◆ **WHAT YOU ARE ASKED TO DO**
Copy every line of the entries below word for word, leaving out the pictures.

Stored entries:
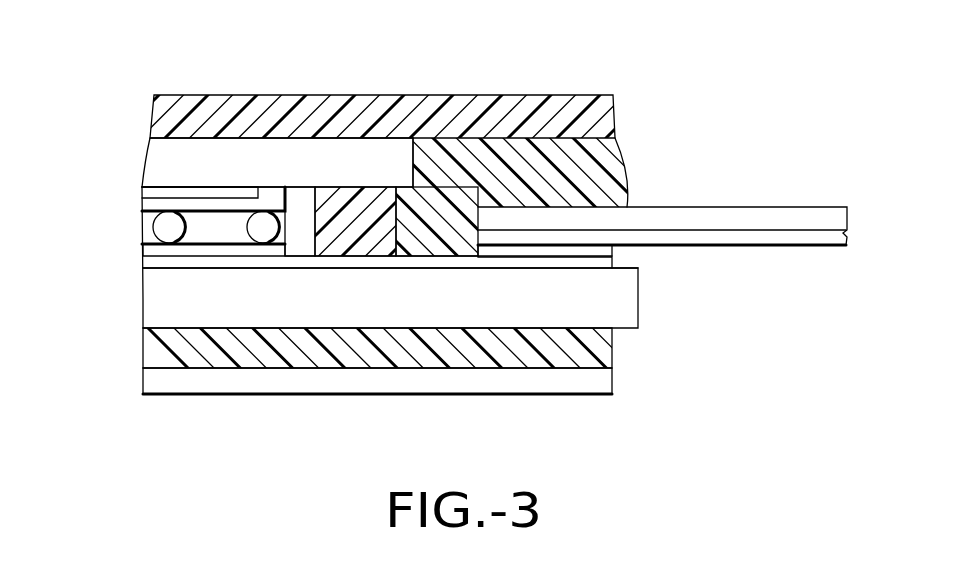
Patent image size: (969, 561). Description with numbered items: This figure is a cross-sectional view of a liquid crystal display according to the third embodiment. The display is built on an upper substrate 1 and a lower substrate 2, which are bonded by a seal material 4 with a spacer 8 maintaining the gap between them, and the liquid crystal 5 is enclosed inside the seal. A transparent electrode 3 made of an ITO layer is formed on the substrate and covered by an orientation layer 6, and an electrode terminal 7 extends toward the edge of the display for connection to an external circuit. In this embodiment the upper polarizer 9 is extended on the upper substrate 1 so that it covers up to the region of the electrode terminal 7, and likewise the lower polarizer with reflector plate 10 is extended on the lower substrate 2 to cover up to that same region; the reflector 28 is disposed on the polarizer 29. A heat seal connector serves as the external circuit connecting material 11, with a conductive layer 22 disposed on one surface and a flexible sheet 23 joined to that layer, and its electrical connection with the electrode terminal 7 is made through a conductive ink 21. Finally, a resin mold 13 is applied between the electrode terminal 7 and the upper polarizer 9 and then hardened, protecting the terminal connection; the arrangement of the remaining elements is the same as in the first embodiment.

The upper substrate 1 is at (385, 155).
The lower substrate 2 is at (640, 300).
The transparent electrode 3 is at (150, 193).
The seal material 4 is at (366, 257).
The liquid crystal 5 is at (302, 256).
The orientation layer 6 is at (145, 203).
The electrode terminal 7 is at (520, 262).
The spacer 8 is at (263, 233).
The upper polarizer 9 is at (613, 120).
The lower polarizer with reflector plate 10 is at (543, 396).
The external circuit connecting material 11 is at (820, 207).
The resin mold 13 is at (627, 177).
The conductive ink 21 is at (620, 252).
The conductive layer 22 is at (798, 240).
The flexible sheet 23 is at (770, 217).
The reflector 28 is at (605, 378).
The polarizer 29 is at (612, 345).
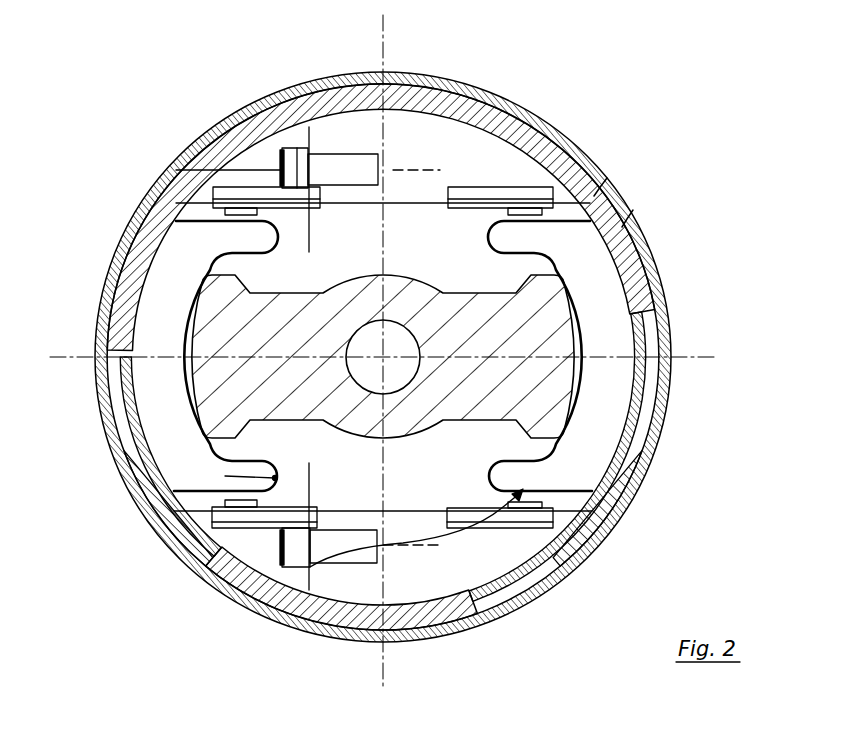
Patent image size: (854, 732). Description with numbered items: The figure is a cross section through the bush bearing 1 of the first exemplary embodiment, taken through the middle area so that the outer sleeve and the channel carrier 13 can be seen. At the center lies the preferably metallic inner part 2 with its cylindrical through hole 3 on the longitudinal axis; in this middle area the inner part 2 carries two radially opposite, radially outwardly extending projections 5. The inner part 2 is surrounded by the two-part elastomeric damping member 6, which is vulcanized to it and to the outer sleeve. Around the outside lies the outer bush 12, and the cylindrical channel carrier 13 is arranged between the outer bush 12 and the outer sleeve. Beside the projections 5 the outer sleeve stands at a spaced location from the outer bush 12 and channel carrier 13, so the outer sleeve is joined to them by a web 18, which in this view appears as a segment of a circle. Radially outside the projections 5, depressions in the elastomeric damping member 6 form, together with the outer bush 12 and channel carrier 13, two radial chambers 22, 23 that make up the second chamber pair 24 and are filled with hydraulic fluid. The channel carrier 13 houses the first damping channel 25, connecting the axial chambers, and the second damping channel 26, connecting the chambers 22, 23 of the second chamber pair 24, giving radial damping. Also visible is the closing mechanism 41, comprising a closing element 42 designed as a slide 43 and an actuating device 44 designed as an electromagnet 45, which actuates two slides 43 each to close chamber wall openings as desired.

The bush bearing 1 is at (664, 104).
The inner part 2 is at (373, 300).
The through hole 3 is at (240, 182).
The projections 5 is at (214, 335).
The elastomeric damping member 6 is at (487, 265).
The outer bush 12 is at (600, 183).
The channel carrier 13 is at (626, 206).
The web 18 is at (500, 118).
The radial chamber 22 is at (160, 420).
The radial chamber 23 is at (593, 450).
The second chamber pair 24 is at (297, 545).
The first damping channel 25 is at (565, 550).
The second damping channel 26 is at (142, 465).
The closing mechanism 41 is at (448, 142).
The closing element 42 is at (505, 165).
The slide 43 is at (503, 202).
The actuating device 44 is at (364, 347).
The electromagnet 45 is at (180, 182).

◆ **WRITTEN SOLUTION**
Patent image size: (969, 561). Description with numbered items: This figure is a cross-sectional view of a liquid crystal display according to the third embodiment. The display is built on an upper substrate 1 and a lower substrate 2, which are bonded by a seal material 4 with a spacer 8 maintaining the gap between them, and the liquid crystal 5 is enclosed inside the seal. A transparent electrode 3 made of an ITO layer is formed on the substrate and covered by an orientation layer 6, and an electrode terminal 7 extends toward the edge of the display for connection to an external circuit. In this embodiment the upper polarizer 9 is extended on the upper substrate 1 so that it covers up to the region of the electrode terminal 7, and likewise the lower polarizer with reflector plate 10 is extended on the lower substrate 2 to cover up to that same region; the reflector 28 is disposed on the polarizer 29. A heat seal connector serves as the external circuit connecting material 11, with a conductive layer 22 disposed on one surface and a flexible sheet 23 joined to that layer, and its electrical connection with the electrode terminal 7 is made through a conductive ink 21. Finally, a resin mold 13 is applied between the electrode terminal 7 and the upper polarizer 9 and then hardened, protecting the terminal connection; the arrangement of the remaining elements is the same as in the first embodiment.

The upper substrate 1 is at (385, 155).
The lower substrate 2 is at (640, 300).
The transparent electrode 3 is at (150, 193).
The seal material 4 is at (366, 257).
The liquid crystal 5 is at (302, 256).
The orientation layer 6 is at (145, 203).
The electrode terminal 7 is at (520, 262).
The spacer 8 is at (263, 233).
The upper polarizer 9 is at (613, 120).
The lower polarizer with reflector plate 10 is at (543, 396).
The external circuit connecting material 11 is at (820, 207).
The resin mold 13 is at (627, 177).
The conductive ink 21 is at (620, 252).
The conductive layer 22 is at (798, 240).
The flexible sheet 23 is at (770, 217).
The reflector 28 is at (605, 378).
The polarizer 29 is at (612, 345).
Patent image size: (854, 732). Description with numbered items: The figure is a cross section through the bush bearing 1 of the first exemplary embodiment, taken through the middle area so that the outer sleeve and the channel carrier 13 can be seen. At the center lies the preferably metallic inner part 2 with its cylindrical through hole 3 on the longitudinal axis; in this middle area the inner part 2 carries two radially opposite, radially outwardly extending projections 5. The inner part 2 is surrounded by the two-part elastomeric damping member 6, which is vulcanized to it and to the outer sleeve. Around the outside lies the outer bush 12, and the cylindrical channel carrier 13 is arranged between the outer bush 12 and the outer sleeve. Beside the projections 5 the outer sleeve stands at a spaced location from the outer bush 12 and channel carrier 13, so the outer sleeve is joined to them by a web 18, which in this view appears as a segment of a circle. Radially outside the projections 5, depressions in the elastomeric damping member 6 form, together with the outer bush 12 and channel carrier 13, two radial chambers 22, 23 that make up the second chamber pair 24 and are filled with hydraulic fluid. The channel carrier 13 houses the first damping channel 25, connecting the axial chambers, and the second damping channel 26, connecting the chambers 22, 23 of the second chamber pair 24, giving radial damping. Also visible is the closing mechanism 41, comprising a closing element 42 designed as a slide 43 and an actuating device 44 designed as an electromagnet 45, which actuates two slides 43 each to close chamber wall openings as desired.

The bush bearing 1 is at (664, 104).
The inner part 2 is at (373, 300).
The through hole 3 is at (240, 182).
The projections 5 is at (214, 335).
The elastomeric damping member 6 is at (487, 265).
The outer bush 12 is at (600, 183).
The channel carrier 13 is at (626, 206).
The web 18 is at (500, 118).
The radial chamber 22 is at (160, 420).
The radial chamber 23 is at (593, 450).
The second chamber pair 24 is at (297, 545).
The first damping channel 25 is at (565, 550).
The second damping channel 26 is at (142, 465).
The closing mechanism 41 is at (448, 142).
The closing element 42 is at (505, 165).
The slide 43 is at (503, 202).
The actuating device 44 is at (364, 347).
The electromagnet 45 is at (180, 182).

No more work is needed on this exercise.